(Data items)
━━━━━━━━━━

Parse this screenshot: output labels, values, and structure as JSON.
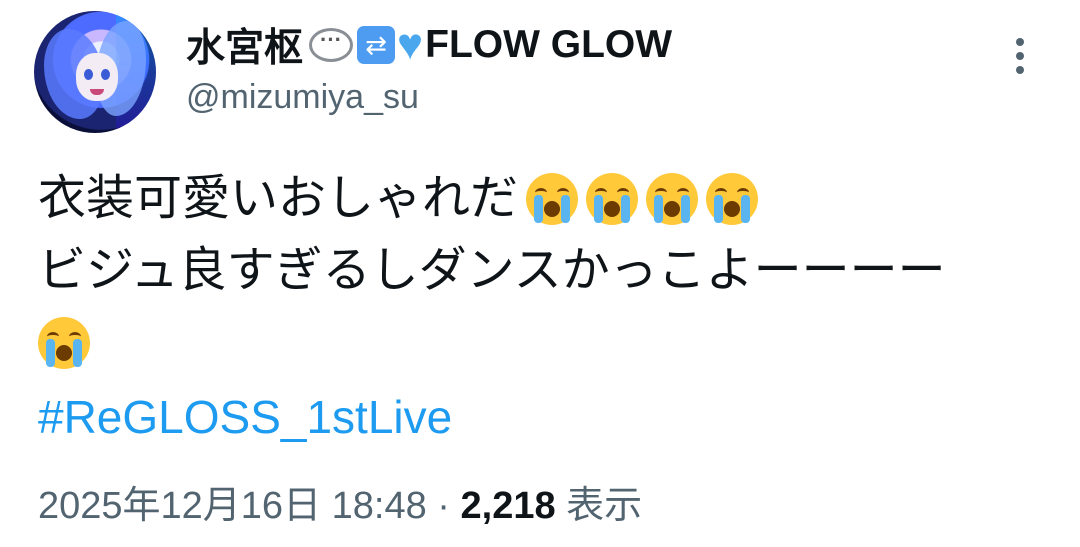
{
  "author": {
    "display_name": "水宮枢",
    "display_name_suffix": "FLOW GLOW",
    "name_icons": [
      "speech-bubble-icon",
      "repeat-icon",
      "blue-heart-icon"
    ],
    "handle": "@mizumiya_su"
  },
  "tweet": {
    "line1": "衣装可愛いおしゃれだ",
    "line2": "ビジュ良すぎるしダンスかっこよーーーー",
    "emoji": "loudly-crying-face-icon",
    "hashtag": "#ReGLOSS_1stLive"
  },
  "meta": {
    "timestamp": "2025年12月16日 18:48",
    "separator": "·",
    "views_count": "2,218",
    "views_label": "表示"
  },
  "colors": {
    "text": "#0f1419",
    "secondary": "#536471",
    "link": "#1d9bf0"
  }
}
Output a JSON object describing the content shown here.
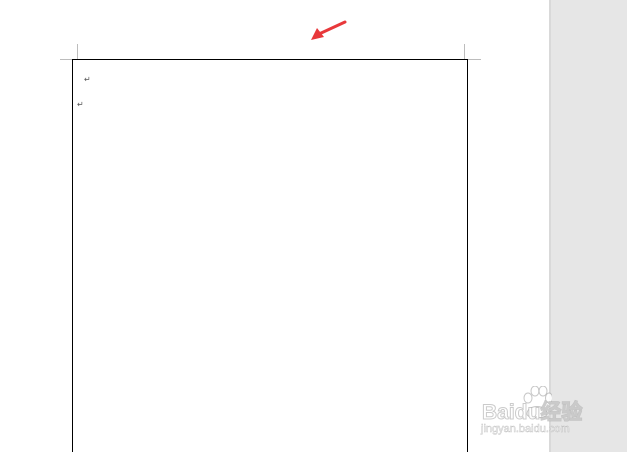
{
  "document": {
    "paragraph_mark": "↵"
  },
  "annotation": {
    "arrow_color": "#e8383b"
  },
  "watermark": {
    "brand_text": "Baidu经验",
    "url_text": "jingyan.baidu.com"
  },
  "colors": {
    "workspace_background": "#ffffff",
    "side_pane_background": "#e6e6e6",
    "page_border": "#000000"
  }
}
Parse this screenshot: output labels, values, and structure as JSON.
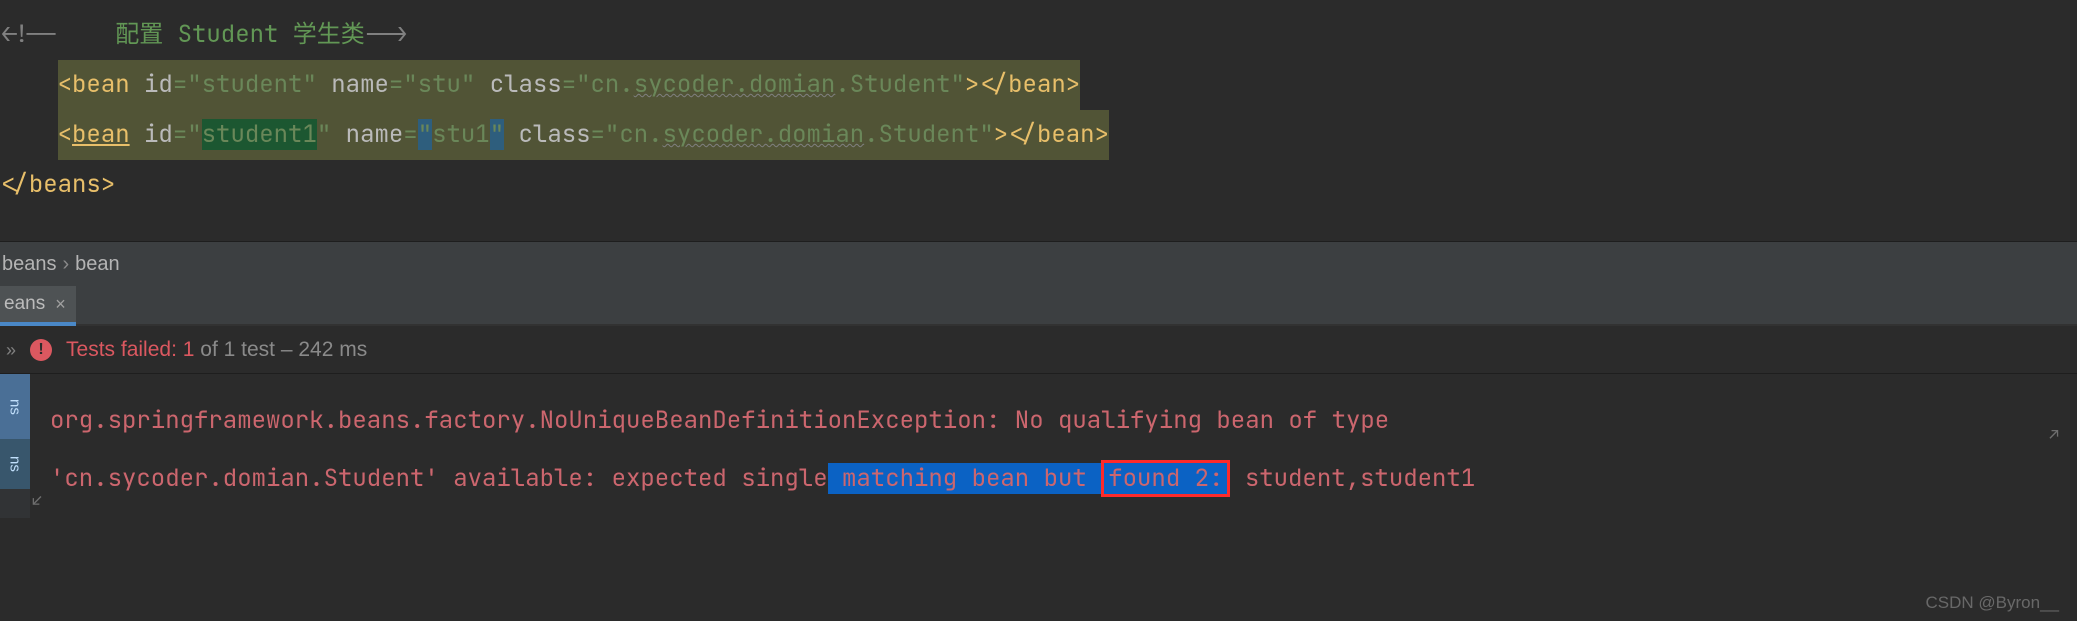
{
  "code": {
    "comment_open": "<!--    ",
    "comment_cjk": "配置 Student 学生类",
    "comment_close": "-->",
    "bean1": {
      "tag": "bean",
      "id_attr": "id",
      "id_val": "\"student\"",
      "name_attr": "name",
      "name_val": "\"stu\"",
      "class_attr": "class",
      "class_eq_q": "=\"",
      "class_pkg": "cn.",
      "class_wave": "sycoder.domian",
      "class_tail": ".Student\"",
      "close": "</",
      "close_tag": "bean",
      "gt": ">"
    },
    "bean2": {
      "tag_open": "<",
      "tag": "bean",
      "id_attr": "id",
      "id_q": "=\"",
      "id_val": "student1",
      "id_qc": "\"",
      "name_attr": "name",
      "name_eq": "=",
      "q1": "\"",
      "name_val": "stu1",
      "q2": "\"",
      "class_attr": "class",
      "class_eq_q": "=\"",
      "class_pkg": "cn.",
      "class_wave": "sycoder.domian",
      "class_tail": ".Student\"",
      "close": "</",
      "close_tag": "bean",
      "gt": ">"
    },
    "end_open": "</",
    "end_tag": "beans",
    "end_gt": ">"
  },
  "breadcrumb": {
    "p1": "beans",
    "p2": "bean"
  },
  "tab": {
    "label": "eans",
    "close": "×"
  },
  "result": {
    "chev": "»",
    "fail_glyph": "!",
    "label": "Tests failed:",
    "count": "1",
    "mid": "of 1 test –",
    "time": "242 ms"
  },
  "gutter": {
    "a": "ns",
    "b": "ns"
  },
  "console": {
    "l1": "org.springframework.beans.factory.NoUniqueBeanDefinitionException: No qualifying bean of type ",
    "l2a": "'cn.sycoder.domian.Student' available: expected single",
    "l2b": " matching bean but ",
    "l2c": "found 2:",
    "l2d": " student,student1",
    "wrap_glyph": "↙",
    "soft_glyph": "↗"
  },
  "watermark": "CSDN @Byron__"
}
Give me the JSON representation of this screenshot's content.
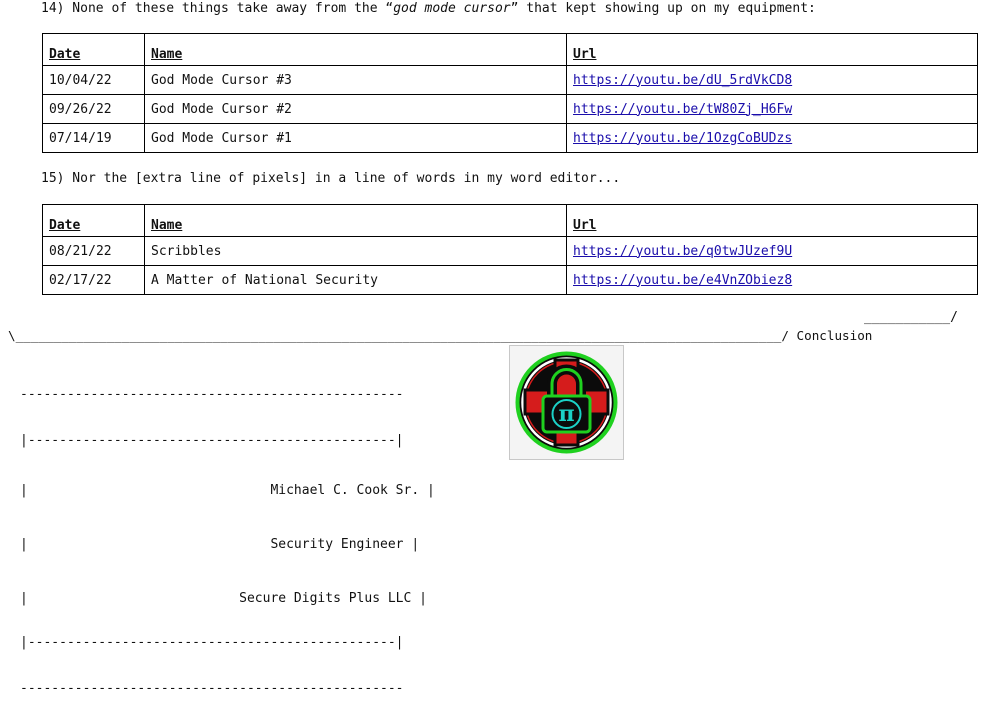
{
  "item14": {
    "prefix": "14) None of these things take away from the “",
    "emph": "god mode cursor",
    "suffix": "” that kept showing up on my equipment:"
  },
  "table1": {
    "headers": [
      "Date",
      "Name",
      "Url"
    ],
    "rows": [
      {
        "date": "10/04/22",
        "name": "God Mode Cursor #3",
        "url": "https://youtu.be/dU_5rdVkCD8"
      },
      {
        "date": "09/26/22",
        "name": "God Mode Cursor #2",
        "url": "https://youtu.be/tW80Zj_H6Fw"
      },
      {
        "date": "07/14/19",
        "name": "God Mode Cursor #1",
        "url": "https://youtu.be/1OzgCoBUDzs"
      }
    ]
  },
  "item15": {
    "text": "15) Nor the [extra line of pixels] in a line of words in my word editor..."
  },
  "table2": {
    "headers": [
      "Date",
      "Name",
      "Url"
    ],
    "rows": [
      {
        "date": "08/21/22",
        "name": "Scribbles",
        "url": "https://youtu.be/q0twJUzef9U"
      },
      {
        "date": "02/17/22",
        "name": "A Matter of National Security",
        "url": "https://youtu.be/e4VnZObiez8"
      }
    ]
  },
  "divider": {
    "top": "___________/",
    "bottom": "\\_____________________________________________________________________________________________________/ Conclusion"
  },
  "signature": {
    "border_top": "-------------------------------------------------",
    "border_top2": "|-----------------------------------------------|",
    "line_empty": "|                                               |",
    "line1": "|                               Michael C. Cook Sr. |",
    "line2": "|                               Security Engineer |",
    "line3": "|                           Secure Digits Plus LLC |",
    "border_bottom2": "|-----------------------------------------------|",
    "border_bottom": "-------------------------------------------------",
    "name": "Michael C. Cook Sr.",
    "title": "Security Engineer",
    "company": "Secure Digits Plus LLC"
  },
  "logo": {
    "icon": "pi-lock-cross-logo",
    "glyph": "π",
    "colors": {
      "ring": "#1fd11f",
      "cross": "#d51c1c",
      "lock": "#1bd1c7",
      "body": "#0b0b0b"
    }
  }
}
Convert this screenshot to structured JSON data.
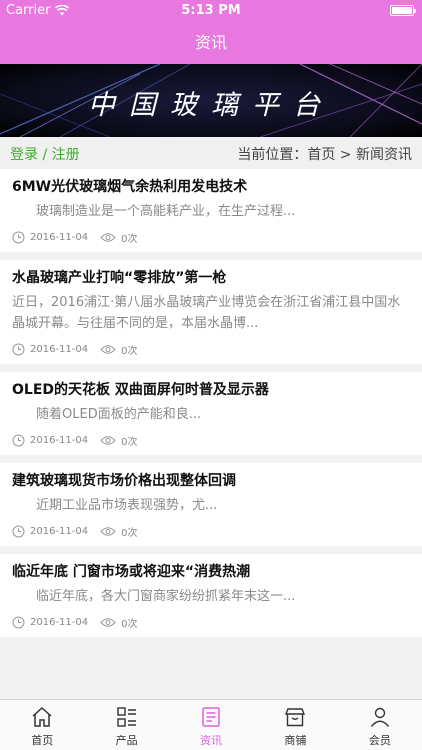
{
  "status": {
    "carrier": "Carrier",
    "time": "5:13 PM"
  },
  "nav": {
    "title": "资讯"
  },
  "banner": {
    "title": "中国玻璃平台"
  },
  "subbar": {
    "login": "登录 / 注册",
    "location": "当前位置：首页 > 新闻资讯"
  },
  "articles": [
    {
      "title": "6MW光伏玻璃烟气余热利用发电技术",
      "summary": "玻璃制造业是一个高能耗产业，在生产过程...",
      "date": "2016-11-04",
      "views": "0次"
    },
    {
      "title": "水晶玻璃产业打响“零排放”第一枪",
      "summary": "近日，2016浦江·第八届水晶玻璃产业博览会在浙江省浦江县中国水晶城开幕。与往届不同的是，本届水晶博...",
      "date": "2016-11-04",
      "views": "0次"
    },
    {
      "title": "OLED的天花板 双曲面屏何时普及显示器",
      "summary": "随着OLED面板的产能和良...",
      "date": "2016-11-04",
      "views": "0次"
    },
    {
      "title": "建筑玻璃现货市场价格出现整体回调",
      "summary": "近期工业品市场表现强势，尤...",
      "date": "2016-11-04",
      "views": "0次"
    },
    {
      "title": "临近年底 门窗市场或将迎来“消费热潮",
      "summary": "临近年底，各大门窗商家纷纷抓紧年末这一...",
      "date": "2016-11-04",
      "views": "0次"
    }
  ],
  "tabs": [
    {
      "label": "首页",
      "icon": "home-icon"
    },
    {
      "label": "产品",
      "icon": "grid-list-icon"
    },
    {
      "label": "资讯",
      "icon": "news-icon",
      "active": true
    },
    {
      "label": "商铺",
      "icon": "shop-icon"
    },
    {
      "label": "会员",
      "icon": "user-icon"
    }
  ],
  "colors": {
    "accent": "#e878e0",
    "login": "#3cae2c",
    "active_tab": "#e060dc"
  }
}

━━━━━━━━━━

* **Problem**:
Your copy should repeat each entry above exactly but contain no pictures.

* **Answer for this exercise**:
Parse this screenshot: output labels, values, and structure as JSON.
{
  "author": {
    "display_name": "水宮枢",
    "display_name_suffix": "FLOW GLOW",
    "name_icons": [
      "speech-bubble-icon",
      "repeat-icon",
      "blue-heart-icon"
    ],
    "handle": "@mizumiya_su"
  },
  "tweet": {
    "line1": "衣装可愛いおしゃれだ",
    "line2": "ビジュ良すぎるしダンスかっこよーーーー",
    "emoji": "loudly-crying-face-icon",
    "hashtag": "#ReGLOSS_1stLive"
  },
  "meta": {
    "timestamp": "2025年12月16日 18:48",
    "separator": "·",
    "views_count": "2,218",
    "views_label": "表示"
  },
  "colors": {
    "text": "#0f1419",
    "secondary": "#536471",
    "link": "#1d9bf0"
  }
}
Output a JSON object describing the content shown here.
{
  "document": {
    "paragraph_mark": "↵"
  },
  "annotation": {
    "arrow_color": "#e8383b"
  },
  "watermark": {
    "brand_text": "Baidu经验",
    "url_text": "jingyan.baidu.com"
  },
  "colors": {
    "workspace_background": "#ffffff",
    "side_pane_background": "#e6e6e6",
    "page_border": "#000000"
  }
}
Parse this screenshot: output labels, values, and structure as JSON.
{
  "code": {
    "comment_open": "<!--    ",
    "comment_cjk": "配置 Student 学生类",
    "comment_close": "-->",
    "bean1": {
      "tag": "bean",
      "id_attr": "id",
      "id_val": "\"student\"",
      "name_attr": "name",
      "name_val": "\"stu\"",
      "class_attr": "class",
      "class_eq_q": "=\"",
      "class_pkg": "cn.",
      "class_wave": "sycoder.domian",
      "class_tail": ".Student\"",
      "close": "</",
      "close_tag": "bean",
      "gt": ">"
    },
    "bean2": {
      "tag_open": "<",
      "tag": "bean",
      "id_attr": "id",
      "id_q": "=\"",
      "id_val": "student1",
      "id_qc": "\"",
      "name_attr": "name",
      "name_eq": "=",
      "q1": "\"",
      "name_val": "stu1",
      "q2": "\"",
      "class_attr": "class",
      "class_eq_q": "=\"",
      "class_pkg": "cn.",
      "class_wave": "sycoder.domian",
      "class_tail": ".Student\"",
      "close": "</",
      "close_tag": "bean",
      "gt": ">"
    },
    "end_open": "</",
    "end_tag": "beans",
    "end_gt": ">"
  },
  "breadcrumb": {
    "p1": "beans",
    "p2": "bean"
  },
  "tab": {
    "label": "eans",
    "close": "×"
  },
  "result": {
    "chev": "»",
    "fail_glyph": "!",
    "label": "Tests failed:",
    "count": "1",
    "mid": "of 1 test –",
    "time": "242 ms"
  },
  "gutter": {
    "a": "ns",
    "b": "ns"
  },
  "console": {
    "l1": "org.springframework.beans.factory.NoUniqueBeanDefinitionException: No qualifying bean of type ",
    "l2a": "'cn.sycoder.domian.Student' available: expected single",
    "l2b": " matching bean but ",
    "l2c": "found 2:",
    "l2d": " student,student1",
    "wrap_glyph": "↙",
    "soft_glyph": "↗"
  },
  "watermark": "CSDN @Byron__"
}
Give me the JSON representation of this screenshot's content.
{
  "item14": {
    "prefix": "14) None of these things take away from the “",
    "emph": "god mode cursor",
    "suffix": "” that kept showing up on my equipment:"
  },
  "table1": {
    "headers": [
      "Date",
      "Name",
      "Url"
    ],
    "rows": [
      {
        "date": "10/04/22",
        "name": "God Mode Cursor #3",
        "url": "https://youtu.be/dU_5rdVkCD8"
      },
      {
        "date": "09/26/22",
        "name": "God Mode Cursor #2",
        "url": "https://youtu.be/tW80Zj_H6Fw"
      },
      {
        "date": "07/14/19",
        "name": "God Mode Cursor #1",
        "url": "https://youtu.be/1OzgCoBUDzs"
      }
    ]
  },
  "item15": {
    "text": "15) Nor the [extra line of pixels] in a line of words in my word editor..."
  },
  "table2": {
    "headers": [
      "Date",
      "Name",
      "Url"
    ],
    "rows": [
      {
        "date": "08/21/22",
        "name": "Scribbles",
        "url": "https://youtu.be/q0twJUzef9U"
      },
      {
        "date": "02/17/22",
        "name": "A Matter of National Security",
        "url": "https://youtu.be/e4VnZObiez8"
      }
    ]
  },
  "divider": {
    "top": "___________/",
    "bottom": "\\_____________________________________________________________________________________________________/ Conclusion"
  },
  "signature": {
    "border_top": "-------------------------------------------------",
    "border_top2": "|-----------------------------------------------|",
    "line_empty": "|                                               |",
    "line1": "|                               Michael C. Cook Sr. |",
    "line2": "|                               Security Engineer |",
    "line3": "|                           Secure Digits Plus LLC |",
    "border_bottom2": "|-----------------------------------------------|",
    "border_bottom": "-------------------------------------------------",
    "name": "Michael C. Cook Sr.",
    "title": "Security Engineer",
    "company": "Secure Digits Plus LLC"
  },
  "logo": {
    "icon": "pi-lock-cross-logo",
    "glyph": "π",
    "colors": {
      "ring": "#1fd11f",
      "cross": "#d51c1c",
      "lock": "#1bd1c7",
      "body": "#0b0b0b"
    }
  }
}
Convert this screenshot to structured JSON data.
{
  "status": {
    "carrier": "Carrier",
    "time": "5:13 PM"
  },
  "nav": {
    "title": "资讯"
  },
  "banner": {
    "title": "中国玻璃平台"
  },
  "subbar": {
    "login": "登录 / 注册",
    "location": "当前位置：首页 > 新闻资讯"
  },
  "articles": [
    {
      "title": "6MW光伏玻璃烟气余热利用发电技术",
      "summary": "玻璃制造业是一个高能耗产业，在生产过程...",
      "date": "2016-11-04",
      "views": "0次"
    },
    {
      "title": "水晶玻璃产业打响“零排放”第一枪",
      "summary": "近日，2016浦江·第八届水晶玻璃产业博览会在浙江省浦江县中国水晶城开幕。与往届不同的是，本届水晶博...",
      "date": "2016-11-04",
      "views": "0次"
    },
    {
      "title": "OLED的天花板 双曲面屏何时普及显示器",
      "summary": "随着OLED面板的产能和良...",
      "date": "2016-11-04",
      "views": "0次"
    },
    {
      "title": "建筑玻璃现货市场价格出现整体回调",
      "summary": "近期工业品市场表现强势，尤...",
      "date": "2016-11-04",
      "views": "0次"
    },
    {
      "title": "临近年底 门窗市场或将迎来“消费热潮",
      "summary": "临近年底，各大门窗商家纷纷抓紧年末这一...",
      "date": "2016-11-04",
      "views": "0次"
    }
  ],
  "tabs": [
    {
      "label": "首页",
      "icon": "home-icon"
    },
    {
      "label": "产品",
      "icon": "grid-list-icon"
    },
    {
      "label": "资讯",
      "icon": "news-icon",
      "active": true
    },
    {
      "label": "商铺",
      "icon": "shop-icon"
    },
    {
      "label": "会员",
      "icon": "user-icon"
    }
  ],
  "colors": {
    "accent": "#e878e0",
    "login": "#3cae2c",
    "active_tab": "#e060dc"
  }
}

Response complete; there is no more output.